He addresses the controversy around his highly publicised behaviour several times during the album, but he wears it all very lightly, as if it were all just a stepping stone to further his art. There are no apologies, but nor are there over-justifications or defensive relitigations of his actions. He sums things up playfully, casually, on ‘Whatever Works’: “Had a change of heart, I've felt different at first/Lotta pain, lotta hurt, but still - could've been worse.”
When he’s good, he’s so good. Bully finds him locked in, knowing exactly what samples to use, when to cut them, when to let them run, when to warp them into something unique. On 2016’s song ‘I Love Kanye’, he poked fun at the tired expectation for him to “Be the ‘old Kanye’/Chop up the soul, Kanye,” but you get the impression here that he’s reconciled himself with the gifts that soul music offers him. And why not? He’s brilliant at mining old soul records and breathing new life into them. This album isn’t pushing new boundaries - the way that My Beautiful Dark Twisted Fantasy and Yeezus did - but so what? Arguably, West’s biggest musical problem of the last ten years has been constantly trying to do the unexpected rather than just doing what he’s good at.

▸ **Goal of the exercise**
Continue the review of Kanye West's album Bully above, starting right after its final sentence.

▸ **Data shown**
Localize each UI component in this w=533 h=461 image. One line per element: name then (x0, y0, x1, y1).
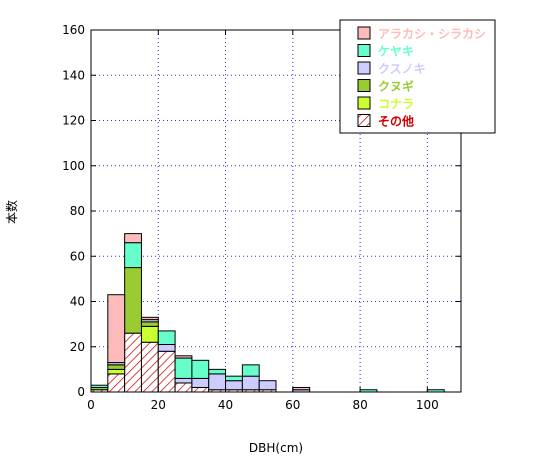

▸ **Answer to this task**
The album part of the listening party ends, majestically, with ‘Highs and Lows’, which features rousing piano chords and lyrics addressing his place both within and without the cultural matrix: “Ain’t nobody bigger than the program/’Til you bigger than the program.”
After the album proper ends, we get mixed versions of several of the songs, followed by an odd playlist-coda, featuring everything from 2010’s ‘Runaway, to 2013’s Bound 2’, and the Esdeekid song ‘4 Raws’. Why he chose to end it this way is anyone’s guess.
Is this his best album ever? Nope, but it’s certainly his best in 10 years. Will he chop and change and delay it before it gets its official official physical album release? Bet on it.